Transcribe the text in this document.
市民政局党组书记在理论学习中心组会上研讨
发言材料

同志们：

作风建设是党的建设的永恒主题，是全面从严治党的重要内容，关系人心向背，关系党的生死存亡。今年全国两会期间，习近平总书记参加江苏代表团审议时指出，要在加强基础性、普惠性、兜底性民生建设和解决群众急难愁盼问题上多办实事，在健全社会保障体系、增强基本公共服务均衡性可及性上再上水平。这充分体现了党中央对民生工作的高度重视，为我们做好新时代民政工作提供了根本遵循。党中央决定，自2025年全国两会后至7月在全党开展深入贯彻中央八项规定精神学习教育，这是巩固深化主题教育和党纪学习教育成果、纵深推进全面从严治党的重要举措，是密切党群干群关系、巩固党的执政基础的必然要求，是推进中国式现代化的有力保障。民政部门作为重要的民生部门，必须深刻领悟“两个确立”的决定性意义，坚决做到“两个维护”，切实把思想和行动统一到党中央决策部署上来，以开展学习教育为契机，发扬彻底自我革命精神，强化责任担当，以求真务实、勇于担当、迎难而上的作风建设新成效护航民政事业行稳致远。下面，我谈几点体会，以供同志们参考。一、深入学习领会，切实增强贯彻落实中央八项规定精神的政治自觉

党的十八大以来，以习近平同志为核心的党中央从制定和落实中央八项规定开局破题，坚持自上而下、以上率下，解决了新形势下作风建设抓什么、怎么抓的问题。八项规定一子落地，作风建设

WHAT IS NEEDED: Extract each line from the listing above, please, and repeat it exactly.

SOLUTION FOR THIS EXERCISE:
Transcribe the text in this document.
市民政局党组书记在理论学习中心组会上研讨
发言材料

同志们：

作风建设是党的建设的永恒主题，是全面从严治党的重要内容，关系人心向背，关系党的生死存亡。今年全国两会期间，习近平总书记参加江苏代表团审议时指出，要在加强基础性、普惠性、兜底性民生建设和解决群众急难愁盼问题上多办实事，在健全社会保障体系、增强基本公共服务均衡性可及性上再上水平。这充分体现了党中央对民生工作的高度重视，为我们做好新时代民政工作提供了根本遵循。党中央决定，自2025年全国两会后至7月在全党开展深入贯彻中央八项规定精神学习教育，这是巩固深化主题教育和党纪学习教育成果、纵深推进全面从严治党的重要举措，是密切党群干群关系、巩固党的执政基础的必然要求，是推进中国式现代化的有力保障。民政部门作为重要的民生部门，必须深刻领悟“两个确立”的决定性意义，坚决做到“两个维护”，切实把思想和行动统一到党中央决策部署上来，以开展学习教育为契机，发扬彻底自我革命精神，强化责任担当，以求真务实、勇于担当、迎难而上的作风建设新成效护航民政事业行稳致远。下面，我谈几点体会，以供同志们参考。一、深入学习领会，切实增强贯彻落实中央八项规定精神的政治自觉

党的十八大以来，以习近平同志为核心的党中央从制定和落实中央八项规定开局破题，坚持自上而下、以上率下，解决了新形势下作风建设抓什么、怎么抓的问题。八项规定一子落地，作风建设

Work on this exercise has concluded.